--- Text passage ---
Figure 3.

Knockdown of ANX A1 by shRNA resulted in reduced differentiation of BM-MSCs. (A) Analysis of ANX A1 protein expression during osteogenesis. GAPDH served as an internal control and the quantitative analysis of ANXA1 expression was performed by densitometry. The amount of ANXA1 was normalized to the amount of GADPH. Quantitative analysis of the ANX A1 protein expression is presented in the bar chart. ^*P<0.05 and ^**P<0.01 vs. day 0 (n=5 per group). (B) The shape of the negative control BM-MSCs became angular during osteogenesis compared with the ANX A1-KD BM-MSCs (magnification, ×200). (C) Analysis of Alizarin red S staining and quantification of matrix mineralization (magnification, ×100). Knockdown of ANX A1 significantly inhibited calcified matrix synthesis. (D–F) Silencing of ANX A1 by shRNA significantly suppressed Runx2, OPN and OC gene expression. ^**P<0.01 vs. the negative control, as determined by one-way analysis of variance, n=5 per group. KD, knockdown; ANX A1, Annexin A1; shRNA, short hairpin RNA; BM-MSC, bone marrow-derived mesenchymal stem cells; GAPDH, glyceraldehyde 3-phosphate dehydrogenase; Runx2, runt-related transcription factor 2; OPN, osteopontin; OC, osteocalcin.

--- Material supplied ---
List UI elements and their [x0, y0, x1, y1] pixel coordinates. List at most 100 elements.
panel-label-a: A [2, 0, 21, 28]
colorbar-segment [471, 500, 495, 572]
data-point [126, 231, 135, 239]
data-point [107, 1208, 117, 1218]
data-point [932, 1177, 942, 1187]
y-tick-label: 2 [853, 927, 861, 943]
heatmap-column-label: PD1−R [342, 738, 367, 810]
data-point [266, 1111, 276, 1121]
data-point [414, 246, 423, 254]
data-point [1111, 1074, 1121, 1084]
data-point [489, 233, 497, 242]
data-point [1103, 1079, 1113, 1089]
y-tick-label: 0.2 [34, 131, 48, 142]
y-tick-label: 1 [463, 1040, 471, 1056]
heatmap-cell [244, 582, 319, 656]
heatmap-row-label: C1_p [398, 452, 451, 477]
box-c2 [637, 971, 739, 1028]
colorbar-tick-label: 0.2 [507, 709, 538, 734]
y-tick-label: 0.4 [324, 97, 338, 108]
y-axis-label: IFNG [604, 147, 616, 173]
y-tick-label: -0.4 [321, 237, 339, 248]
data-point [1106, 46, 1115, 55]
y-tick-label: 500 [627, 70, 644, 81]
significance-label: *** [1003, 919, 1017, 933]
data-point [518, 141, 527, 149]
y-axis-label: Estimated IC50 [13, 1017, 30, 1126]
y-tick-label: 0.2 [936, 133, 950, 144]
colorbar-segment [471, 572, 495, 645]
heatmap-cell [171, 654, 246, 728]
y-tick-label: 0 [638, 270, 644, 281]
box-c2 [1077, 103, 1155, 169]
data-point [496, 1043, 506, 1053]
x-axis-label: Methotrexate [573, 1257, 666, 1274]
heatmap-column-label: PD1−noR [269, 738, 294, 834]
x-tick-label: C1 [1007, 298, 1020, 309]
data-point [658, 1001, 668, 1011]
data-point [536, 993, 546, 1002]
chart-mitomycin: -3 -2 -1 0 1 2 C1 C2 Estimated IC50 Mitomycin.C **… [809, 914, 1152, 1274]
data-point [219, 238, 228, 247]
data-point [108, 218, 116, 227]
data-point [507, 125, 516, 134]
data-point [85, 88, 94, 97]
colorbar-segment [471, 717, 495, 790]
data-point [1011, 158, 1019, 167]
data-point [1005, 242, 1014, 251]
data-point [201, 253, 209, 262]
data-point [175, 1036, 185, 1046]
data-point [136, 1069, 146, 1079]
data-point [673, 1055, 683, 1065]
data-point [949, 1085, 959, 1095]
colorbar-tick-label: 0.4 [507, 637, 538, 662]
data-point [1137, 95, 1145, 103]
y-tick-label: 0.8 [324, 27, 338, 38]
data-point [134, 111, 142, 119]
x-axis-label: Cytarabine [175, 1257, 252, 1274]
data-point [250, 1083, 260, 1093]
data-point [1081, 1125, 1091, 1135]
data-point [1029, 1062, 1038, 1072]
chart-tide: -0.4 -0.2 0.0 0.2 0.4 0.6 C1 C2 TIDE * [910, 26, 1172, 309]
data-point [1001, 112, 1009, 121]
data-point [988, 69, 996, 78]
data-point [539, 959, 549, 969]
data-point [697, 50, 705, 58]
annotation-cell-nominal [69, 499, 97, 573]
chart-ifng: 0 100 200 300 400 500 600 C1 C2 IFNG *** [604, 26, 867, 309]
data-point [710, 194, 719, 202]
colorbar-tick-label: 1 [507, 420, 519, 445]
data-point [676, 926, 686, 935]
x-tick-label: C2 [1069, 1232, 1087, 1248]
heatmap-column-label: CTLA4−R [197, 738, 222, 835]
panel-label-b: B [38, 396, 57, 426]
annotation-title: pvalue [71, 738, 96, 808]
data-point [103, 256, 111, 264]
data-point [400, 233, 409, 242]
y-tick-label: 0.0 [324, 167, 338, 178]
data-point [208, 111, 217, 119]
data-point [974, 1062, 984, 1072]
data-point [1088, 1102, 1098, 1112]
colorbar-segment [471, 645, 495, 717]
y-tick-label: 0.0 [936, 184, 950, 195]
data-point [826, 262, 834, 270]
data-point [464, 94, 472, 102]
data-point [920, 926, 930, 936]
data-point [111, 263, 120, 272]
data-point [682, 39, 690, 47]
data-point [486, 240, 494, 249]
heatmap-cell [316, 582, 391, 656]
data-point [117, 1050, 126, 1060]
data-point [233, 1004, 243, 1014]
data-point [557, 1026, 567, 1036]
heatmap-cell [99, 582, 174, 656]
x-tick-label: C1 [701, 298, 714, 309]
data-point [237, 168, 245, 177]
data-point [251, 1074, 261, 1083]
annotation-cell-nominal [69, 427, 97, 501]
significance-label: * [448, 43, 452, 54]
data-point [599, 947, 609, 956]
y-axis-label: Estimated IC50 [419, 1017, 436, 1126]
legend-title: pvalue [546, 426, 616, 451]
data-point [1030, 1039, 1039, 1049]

--- Action item ---
Answer these from the Figure 3 legend:
1. What served as the internal control in the analysis of ANX A1 protein expression?
2. What magnification is given for the Alizarin red S staining?
3. Which three genes' expression was significantly suppressed by silencing ANX A1?

--- Completed exercise ---
1. GAPDH
2. ×100
3. Runx2, OPN and OC